• WHAT TO WORK ON
Find and copy each line of the records where the string "user" shows up.

┌──

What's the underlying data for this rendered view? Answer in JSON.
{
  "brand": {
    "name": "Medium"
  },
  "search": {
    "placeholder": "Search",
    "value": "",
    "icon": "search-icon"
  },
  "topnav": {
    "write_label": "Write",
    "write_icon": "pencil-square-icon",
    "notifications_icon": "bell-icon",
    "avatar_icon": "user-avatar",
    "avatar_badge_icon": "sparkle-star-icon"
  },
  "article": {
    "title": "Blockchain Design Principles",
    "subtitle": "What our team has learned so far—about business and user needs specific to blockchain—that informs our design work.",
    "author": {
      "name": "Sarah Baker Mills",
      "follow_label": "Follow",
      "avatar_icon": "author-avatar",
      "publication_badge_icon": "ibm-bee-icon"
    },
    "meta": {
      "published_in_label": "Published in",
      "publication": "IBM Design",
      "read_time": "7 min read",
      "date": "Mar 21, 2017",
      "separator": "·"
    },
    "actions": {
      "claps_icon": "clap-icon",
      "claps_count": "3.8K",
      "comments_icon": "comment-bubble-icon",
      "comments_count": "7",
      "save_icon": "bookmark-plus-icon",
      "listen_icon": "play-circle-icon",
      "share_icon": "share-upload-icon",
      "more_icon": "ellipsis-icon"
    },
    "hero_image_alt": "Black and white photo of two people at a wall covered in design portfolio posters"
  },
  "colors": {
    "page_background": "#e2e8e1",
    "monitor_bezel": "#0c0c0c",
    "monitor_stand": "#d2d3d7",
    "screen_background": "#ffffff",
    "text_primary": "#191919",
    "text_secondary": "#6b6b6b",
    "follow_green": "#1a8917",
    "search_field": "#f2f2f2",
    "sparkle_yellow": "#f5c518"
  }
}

└──

• TASK RESPONSE
    "avatar_icon": "user-avatar",
    "subtitle": "What our team has learned so far—about business and user needs specific to blockchain—that informs our design work.",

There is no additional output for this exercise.